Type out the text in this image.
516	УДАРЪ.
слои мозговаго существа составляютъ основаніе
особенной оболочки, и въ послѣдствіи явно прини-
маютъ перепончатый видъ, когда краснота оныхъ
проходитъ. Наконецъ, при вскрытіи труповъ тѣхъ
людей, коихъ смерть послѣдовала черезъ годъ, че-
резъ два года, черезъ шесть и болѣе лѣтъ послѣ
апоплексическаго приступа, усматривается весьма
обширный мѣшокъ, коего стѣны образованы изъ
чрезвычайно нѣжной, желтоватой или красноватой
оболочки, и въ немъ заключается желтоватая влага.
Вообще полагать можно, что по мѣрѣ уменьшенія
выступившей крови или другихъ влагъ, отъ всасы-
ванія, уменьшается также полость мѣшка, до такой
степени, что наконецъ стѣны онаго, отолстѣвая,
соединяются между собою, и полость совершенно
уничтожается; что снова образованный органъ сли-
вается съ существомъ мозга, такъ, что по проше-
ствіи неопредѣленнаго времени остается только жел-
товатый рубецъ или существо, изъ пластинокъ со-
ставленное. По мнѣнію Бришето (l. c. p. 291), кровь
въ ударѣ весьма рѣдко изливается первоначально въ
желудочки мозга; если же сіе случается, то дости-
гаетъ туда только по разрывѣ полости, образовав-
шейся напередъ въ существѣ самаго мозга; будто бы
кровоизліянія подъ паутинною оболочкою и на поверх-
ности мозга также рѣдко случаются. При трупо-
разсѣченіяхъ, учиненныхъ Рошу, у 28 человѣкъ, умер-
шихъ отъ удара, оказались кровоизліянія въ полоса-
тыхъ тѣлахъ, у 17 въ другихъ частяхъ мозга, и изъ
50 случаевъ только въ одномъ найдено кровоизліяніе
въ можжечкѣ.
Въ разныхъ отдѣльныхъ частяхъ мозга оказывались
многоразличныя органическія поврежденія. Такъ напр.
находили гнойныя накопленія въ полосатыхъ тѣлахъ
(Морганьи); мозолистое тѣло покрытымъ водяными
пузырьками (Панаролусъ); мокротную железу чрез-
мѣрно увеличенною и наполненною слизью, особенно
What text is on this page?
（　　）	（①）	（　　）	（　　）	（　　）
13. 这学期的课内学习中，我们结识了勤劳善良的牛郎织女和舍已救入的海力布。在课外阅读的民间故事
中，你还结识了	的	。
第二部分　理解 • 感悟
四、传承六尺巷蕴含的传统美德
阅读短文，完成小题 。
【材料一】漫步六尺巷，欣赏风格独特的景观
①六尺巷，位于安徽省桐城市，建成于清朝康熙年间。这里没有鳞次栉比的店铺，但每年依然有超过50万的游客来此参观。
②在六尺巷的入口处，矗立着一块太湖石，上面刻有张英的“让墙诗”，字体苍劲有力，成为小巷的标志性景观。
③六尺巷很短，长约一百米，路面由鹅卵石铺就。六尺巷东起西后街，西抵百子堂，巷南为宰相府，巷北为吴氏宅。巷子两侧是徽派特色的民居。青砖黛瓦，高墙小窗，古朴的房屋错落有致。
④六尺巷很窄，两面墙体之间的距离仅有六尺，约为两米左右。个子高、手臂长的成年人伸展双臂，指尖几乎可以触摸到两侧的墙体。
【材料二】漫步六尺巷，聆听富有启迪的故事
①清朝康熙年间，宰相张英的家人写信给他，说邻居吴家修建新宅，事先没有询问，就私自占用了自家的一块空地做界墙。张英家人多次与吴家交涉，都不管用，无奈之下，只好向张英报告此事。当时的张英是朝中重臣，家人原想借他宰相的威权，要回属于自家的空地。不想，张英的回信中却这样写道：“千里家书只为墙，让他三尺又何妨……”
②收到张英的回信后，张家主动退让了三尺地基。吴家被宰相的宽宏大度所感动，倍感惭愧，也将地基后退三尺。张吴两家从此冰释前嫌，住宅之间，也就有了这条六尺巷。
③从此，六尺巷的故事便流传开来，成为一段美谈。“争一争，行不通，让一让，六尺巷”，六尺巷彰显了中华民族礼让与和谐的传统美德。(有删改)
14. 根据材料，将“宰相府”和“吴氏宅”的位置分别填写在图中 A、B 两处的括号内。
---
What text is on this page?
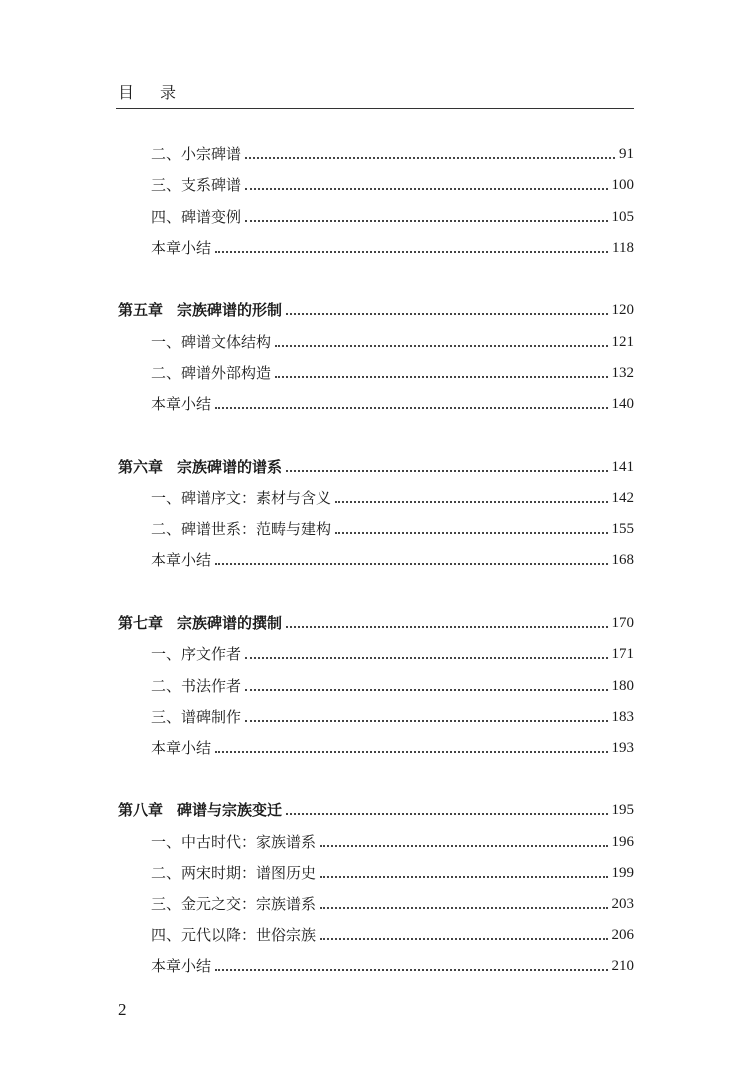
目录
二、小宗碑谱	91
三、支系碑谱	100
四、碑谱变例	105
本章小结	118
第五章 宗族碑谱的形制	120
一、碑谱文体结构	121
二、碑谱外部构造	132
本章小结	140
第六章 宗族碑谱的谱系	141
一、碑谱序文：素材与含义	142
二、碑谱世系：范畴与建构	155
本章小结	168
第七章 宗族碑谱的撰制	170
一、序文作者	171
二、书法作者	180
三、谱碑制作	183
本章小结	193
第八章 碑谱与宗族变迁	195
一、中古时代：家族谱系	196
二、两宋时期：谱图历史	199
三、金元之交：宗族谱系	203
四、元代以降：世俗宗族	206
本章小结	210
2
---
### EXERCISE DESCRIPTION:
Report every line containing the word "частяхъ" from the listing above.

### WRITTEN REPLY:
тыхъ тѣлахъ, у 17 въ другихъ частяхъ мозга, и изъ
Въ разныхъ отдѣльныхъ частяхъ мозга оказывались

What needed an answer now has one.